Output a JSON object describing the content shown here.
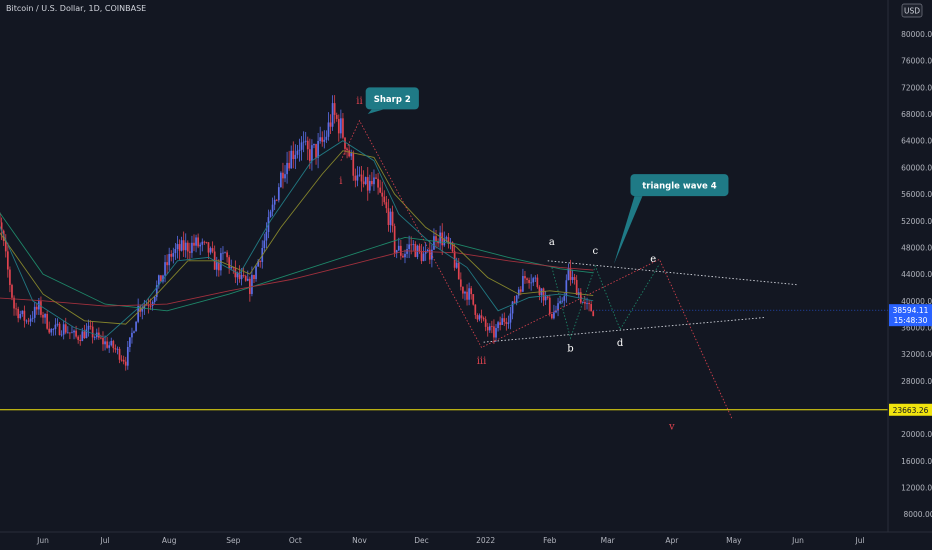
{
  "header": {
    "symbol_label": "Bitcoin / U.S. Dollar, 1D, COINBASE",
    "currency": "USD",
    "top_tick": "84"
  },
  "colors": {
    "background": "#131722",
    "candle_up": "#5b6ee8",
    "candle_down": "#e0434f",
    "support_line": "#f1e40e",
    "price_tag": "#2962ff",
    "callout": "#1f7a86",
    "ma_green": "#1f8c6d",
    "ma_red": "#a8323e",
    "ma_olive": "#8a8a2c",
    "ma_teal": "#227c86"
  },
  "chart_data": {
    "type": "candlestick",
    "y_axis_side": "right",
    "ylim": [
      4500,
      84500
    ],
    "x_ticks": [
      {
        "label": "Jun",
        "day": -180
      },
      {
        "label": "Jul",
        "day": -150
      },
      {
        "label": "Aug",
        "day": -119
      },
      {
        "label": "Sep",
        "day": -88
      },
      {
        "label": "Oct",
        "day": -58
      },
      {
        "label": "Nov",
        "day": -27
      },
      {
        "label": "Dec",
        "day": 3
      },
      {
        "label": "2022",
        "day": 34
      },
      {
        "label": "Feb",
        "day": 65
      },
      {
        "label": "Mar",
        "day": 93
      },
      {
        "label": "Apr",
        "day": 124
      },
      {
        "label": "May",
        "day": 154
      },
      {
        "label": "Jun",
        "day": 185
      },
      {
        "label": "Jul",
        "day": 215
      }
    ],
    "y_ticks": [
      8000,
      12000,
      16000,
      20000,
      24000,
      28000,
      32000,
      36000,
      40000,
      44000,
      48000,
      52000,
      56000,
      60000,
      64000,
      68000,
      72000,
      76000,
      80000
    ],
    "y_tick_labels": [
      "8000.00",
      "12000.00",
      "16000.00",
      "20000.00",
      "24000.00",
      "28000.00",
      "32000.00",
      "36000.00",
      "40000.00",
      "44000.00",
      "48000.00",
      "52000.00",
      "56000.00",
      "60000.00",
      "64000.00",
      "68000.00",
      "72000.00",
      "76000.00",
      "80000.00"
    ],
    "price_path": [
      [
        -206,
        57000
      ],
      [
        -200,
        50000
      ],
      [
        -194,
        39000
      ],
      [
        -188,
        37000
      ],
      [
        -182,
        39000
      ],
      [
        -176,
        35500
      ],
      [
        -170,
        36000
      ],
      [
        -164,
        34500
      ],
      [
        -158,
        35500
      ],
      [
        -152,
        34000
      ],
      [
        -146,
        33000
      ],
      [
        -140,
        31000
      ],
      [
        -134,
        39000
      ],
      [
        -128,
        40000
      ],
      [
        -122,
        44000
      ],
      [
        -118,
        47000
      ],
      [
        -112,
        48000
      ],
      [
        -106,
        48500
      ],
      [
        -100,
        47500
      ],
      [
        -96,
        45000
      ],
      [
        -92,
        47000
      ],
      [
        -88,
        44000
      ],
      [
        -84,
        43000
      ],
      [
        -80,
        42000
      ],
      [
        -76,
        46000
      ],
      [
        -72,
        50000
      ],
      [
        -68,
        55000
      ],
      [
        -64,
        60000
      ],
      [
        -60,
        62000
      ],
      [
        -56,
        63500
      ],
      [
        -52,
        62000
      ],
      [
        -48,
        62500
      ],
      [
        -44,
        64000
      ],
      [
        -40,
        68000
      ],
      [
        -36,
        66000
      ],
      [
        -32,
        62000
      ],
      [
        -28,
        58000
      ],
      [
        -24,
        57000
      ],
      [
        -20,
        57500
      ],
      [
        -16,
        55000
      ],
      [
        -12,
        52000
      ],
      [
        -10,
        48000
      ],
      [
        -6,
        47000
      ],
      [
        -2,
        48500
      ],
      [
        2,
        47000
      ],
      [
        6,
        46500
      ],
      [
        10,
        50000
      ],
      [
        14,
        49000
      ],
      [
        18,
        47000
      ],
      [
        22,
        42000
      ],
      [
        26,
        41000
      ],
      [
        30,
        38000
      ],
      [
        34,
        36000
      ],
      [
        38,
        35000
      ],
      [
        42,
        37000
      ],
      [
        46,
        38000
      ],
      [
        50,
        42000
      ],
      [
        54,
        44000
      ],
      [
        58,
        43000
      ],
      [
        62,
        41000
      ],
      [
        66,
        38000
      ],
      [
        70,
        39000
      ],
      [
        74,
        44000
      ],
      [
        78,
        42000
      ],
      [
        82,
        39000
      ],
      [
        86,
        38600
      ]
    ],
    "moving_averages": [
      {
        "color": "#1f8c6d",
        "points": [
          [
            -205,
            55000
          ],
          [
            -180,
            44000
          ],
          [
            -150,
            39500
          ],
          [
            -120,
            38500
          ],
          [
            -90,
            41000
          ],
          [
            -60,
            44000
          ],
          [
            -30,
            47000
          ],
          [
            -5,
            49500
          ],
          [
            20,
            48500
          ],
          [
            45,
            46500
          ],
          [
            70,
            44800
          ],
          [
            86,
            44200
          ]
        ]
      },
      {
        "color": "#a8323e",
        "points": [
          [
            -205,
            40500
          ],
          [
            -180,
            40000
          ],
          [
            -150,
            39200
          ],
          [
            -120,
            39500
          ],
          [
            -90,
            41500
          ],
          [
            -60,
            43200
          ],
          [
            -30,
            45500
          ],
          [
            -5,
            47500
          ],
          [
            20,
            47200
          ],
          [
            45,
            46000
          ],
          [
            70,
            45000
          ],
          [
            86,
            44600
          ]
        ]
      },
      {
        "color": "#8a8a2c",
        "points": [
          [
            -205,
            52000
          ],
          [
            -180,
            41000
          ],
          [
            -160,
            37000
          ],
          [
            -140,
            36500
          ],
          [
            -125,
            41000
          ],
          [
            -110,
            46000
          ],
          [
            -95,
            46000
          ],
          [
            -80,
            44000
          ],
          [
            -65,
            51000
          ],
          [
            -45,
            59000
          ],
          [
            -35,
            62500
          ],
          [
            -20,
            61500
          ],
          [
            -10,
            56000
          ],
          [
            5,
            51000
          ],
          [
            20,
            48000
          ],
          [
            35,
            43500
          ],
          [
            50,
            41000
          ],
          [
            65,
            41500
          ],
          [
            80,
            41000
          ],
          [
            86,
            40800
          ]
        ]
      },
      {
        "color": "#227c86",
        "points": [
          [
            -205,
            54000
          ],
          [
            -185,
            40000
          ],
          [
            -165,
            36000
          ],
          [
            -150,
            34500
          ],
          [
            -130,
            40000
          ],
          [
            -115,
            46000
          ],
          [
            -100,
            46500
          ],
          [
            -85,
            44000
          ],
          [
            -70,
            52000
          ],
          [
            -50,
            61000
          ],
          [
            -35,
            64000
          ],
          [
            -20,
            61000
          ],
          [
            -8,
            53000
          ],
          [
            8,
            48500
          ],
          [
            25,
            45000
          ],
          [
            40,
            38500
          ],
          [
            55,
            40500
          ],
          [
            70,
            41000
          ],
          [
            86,
            40000
          ]
        ]
      }
    ],
    "wave_labels": [
      {
        "text": "ii",
        "day": -27,
        "price": 69500,
        "color": "#e0434f"
      },
      {
        "text": "i",
        "day": -36,
        "price": 57500,
        "color": "#e0434f"
      },
      {
        "text": "iii",
        "day": 32,
        "price": 30500,
        "color": "#e0434f"
      },
      {
        "text": "a",
        "day": 66,
        "price": 48400,
        "color": "#ffffff"
      },
      {
        "text": "b",
        "day": 75,
        "price": 32400,
        "color": "#ffffff"
      },
      {
        "text": "c",
        "day": 87,
        "price": 47000,
        "color": "#ffffff"
      },
      {
        "text": "d",
        "day": 99,
        "price": 33200,
        "color": "#ffffff"
      },
      {
        "text": "e",
        "day": 115,
        "price": 45800,
        "color": "#ffffff"
      },
      {
        "text": "v",
        "day": 124,
        "price": 20700,
        "color": "#e0434f"
      }
    ],
    "callouts": [
      {
        "text": "Sharp 2",
        "day": -23,
        "price": 68000,
        "box_day": -24,
        "box_price": 72000
      },
      {
        "text": "triangle wave 4",
        "day": 96,
        "price": 45500,
        "box_day": 104,
        "box_price": 59000
      }
    ],
    "current_price": {
      "value": 38594.11,
      "label": "38594.11",
      "countdown": "15:48:30"
    },
    "support_level": {
      "value": 23663.26,
      "label": "23663.26"
    },
    "trendlines": [
      {
        "from": [
          64,
          46000
        ],
        "to": [
          185,
          42400
        ],
        "style": "dotted",
        "color": "#d1d4dc"
      },
      {
        "from": [
          33,
          33800
        ],
        "to": [
          169,
          37500
        ],
        "style": "dotted",
        "color": "#d1d4dc"
      }
    ],
    "wave_paths": [
      {
        "color": "#e0434f",
        "points": [
          [
            -36,
            61000
          ],
          [
            -27,
            67000
          ],
          [
            32,
            33000
          ],
          [
            118,
            46200
          ],
          [
            153,
            22400
          ]
        ]
      },
      {
        "color": "#1f8c6d",
        "points": [
          [
            66,
            45000
          ],
          [
            75,
            34400
          ],
          [
            87,
            45200
          ],
          [
            99,
            35700
          ],
          [
            118,
            45500
          ]
        ]
      }
    ]
  }
}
-.-.-
Aim of the exercise:
Pick out every line above that holds the word "text" and copy it.

The completed task:
        "text": "ii",
        "text": "i",
        "text": "iii",
        "text": "a",
        "text": "b",
        "text": "c",
        "text": "d",
        "text": "e",
        "text": "v",
        "text": "Sharp 2",
        "text": "triangle wave 4",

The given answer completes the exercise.